Problem to solve. Reproduce each line from the records that holds "icon".

Record set.
━━━
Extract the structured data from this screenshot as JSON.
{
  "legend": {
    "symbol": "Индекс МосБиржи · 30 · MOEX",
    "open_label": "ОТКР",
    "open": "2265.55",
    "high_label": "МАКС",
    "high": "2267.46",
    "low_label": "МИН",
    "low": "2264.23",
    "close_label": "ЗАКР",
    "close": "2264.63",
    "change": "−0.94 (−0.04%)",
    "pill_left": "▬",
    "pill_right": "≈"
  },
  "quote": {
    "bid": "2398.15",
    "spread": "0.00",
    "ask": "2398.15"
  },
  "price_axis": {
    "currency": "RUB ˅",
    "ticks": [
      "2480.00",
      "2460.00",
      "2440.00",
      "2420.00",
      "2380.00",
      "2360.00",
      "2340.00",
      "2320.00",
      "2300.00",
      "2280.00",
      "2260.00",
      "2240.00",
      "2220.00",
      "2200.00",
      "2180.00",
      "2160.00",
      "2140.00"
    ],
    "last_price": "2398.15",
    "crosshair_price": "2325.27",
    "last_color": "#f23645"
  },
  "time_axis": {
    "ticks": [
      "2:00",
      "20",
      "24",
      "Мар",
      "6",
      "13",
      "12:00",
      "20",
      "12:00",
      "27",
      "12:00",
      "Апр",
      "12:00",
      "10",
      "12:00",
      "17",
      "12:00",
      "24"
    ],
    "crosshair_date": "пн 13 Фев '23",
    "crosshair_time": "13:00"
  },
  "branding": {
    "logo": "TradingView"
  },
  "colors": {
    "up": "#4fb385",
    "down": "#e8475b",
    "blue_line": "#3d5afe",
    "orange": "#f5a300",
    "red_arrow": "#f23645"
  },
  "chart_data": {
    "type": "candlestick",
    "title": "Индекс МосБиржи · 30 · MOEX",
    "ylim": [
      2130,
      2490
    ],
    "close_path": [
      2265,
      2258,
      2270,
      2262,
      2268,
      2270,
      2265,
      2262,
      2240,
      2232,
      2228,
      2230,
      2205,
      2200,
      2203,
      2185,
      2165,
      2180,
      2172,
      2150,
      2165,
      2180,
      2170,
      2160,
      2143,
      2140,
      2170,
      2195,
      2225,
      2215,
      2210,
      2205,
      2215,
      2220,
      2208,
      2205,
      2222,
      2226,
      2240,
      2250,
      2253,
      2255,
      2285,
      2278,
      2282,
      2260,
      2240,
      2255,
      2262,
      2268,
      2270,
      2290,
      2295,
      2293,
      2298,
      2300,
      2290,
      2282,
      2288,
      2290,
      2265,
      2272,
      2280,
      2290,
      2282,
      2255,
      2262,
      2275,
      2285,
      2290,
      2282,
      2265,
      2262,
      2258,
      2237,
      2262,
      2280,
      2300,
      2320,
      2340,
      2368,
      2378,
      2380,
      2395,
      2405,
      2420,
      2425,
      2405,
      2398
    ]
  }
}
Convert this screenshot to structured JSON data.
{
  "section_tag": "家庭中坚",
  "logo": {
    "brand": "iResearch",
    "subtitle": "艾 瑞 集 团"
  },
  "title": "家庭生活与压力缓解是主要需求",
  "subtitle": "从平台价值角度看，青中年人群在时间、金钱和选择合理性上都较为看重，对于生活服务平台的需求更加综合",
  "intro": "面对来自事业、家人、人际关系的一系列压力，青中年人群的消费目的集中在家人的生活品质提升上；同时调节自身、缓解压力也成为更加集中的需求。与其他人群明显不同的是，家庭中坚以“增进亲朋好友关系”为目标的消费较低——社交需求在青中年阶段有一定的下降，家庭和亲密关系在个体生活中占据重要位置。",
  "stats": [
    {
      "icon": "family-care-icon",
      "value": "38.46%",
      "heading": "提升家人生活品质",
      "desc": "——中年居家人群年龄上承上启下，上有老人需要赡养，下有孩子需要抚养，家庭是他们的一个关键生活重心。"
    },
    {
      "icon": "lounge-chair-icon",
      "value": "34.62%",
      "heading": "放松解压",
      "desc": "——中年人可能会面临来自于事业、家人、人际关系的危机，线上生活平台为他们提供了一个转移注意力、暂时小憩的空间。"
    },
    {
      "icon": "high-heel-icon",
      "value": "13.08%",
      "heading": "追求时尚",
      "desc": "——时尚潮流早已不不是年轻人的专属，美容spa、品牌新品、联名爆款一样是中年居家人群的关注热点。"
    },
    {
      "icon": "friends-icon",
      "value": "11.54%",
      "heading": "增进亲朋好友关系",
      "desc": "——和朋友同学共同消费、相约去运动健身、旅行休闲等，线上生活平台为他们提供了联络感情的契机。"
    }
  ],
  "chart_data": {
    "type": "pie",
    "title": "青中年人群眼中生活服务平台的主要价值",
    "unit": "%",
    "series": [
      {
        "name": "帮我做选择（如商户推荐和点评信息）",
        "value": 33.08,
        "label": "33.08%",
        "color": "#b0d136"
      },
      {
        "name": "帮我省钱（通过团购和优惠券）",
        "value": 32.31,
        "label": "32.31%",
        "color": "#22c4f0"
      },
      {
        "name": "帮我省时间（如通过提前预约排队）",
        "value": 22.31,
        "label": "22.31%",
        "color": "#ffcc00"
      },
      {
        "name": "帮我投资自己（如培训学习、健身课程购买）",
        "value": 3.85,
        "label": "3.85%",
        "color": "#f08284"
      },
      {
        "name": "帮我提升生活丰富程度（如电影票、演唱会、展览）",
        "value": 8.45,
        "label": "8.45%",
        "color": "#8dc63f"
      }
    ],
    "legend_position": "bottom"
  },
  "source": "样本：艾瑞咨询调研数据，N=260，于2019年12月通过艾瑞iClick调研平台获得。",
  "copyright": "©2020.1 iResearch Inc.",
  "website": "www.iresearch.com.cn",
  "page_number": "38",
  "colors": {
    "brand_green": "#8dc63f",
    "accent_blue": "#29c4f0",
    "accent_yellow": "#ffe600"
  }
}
━━━
Result for this task.
      "icon": "family-care-icon",
      "icon": "lounge-chair-icon",
      "icon": "high-heel-icon",
      "icon": "friends-icon",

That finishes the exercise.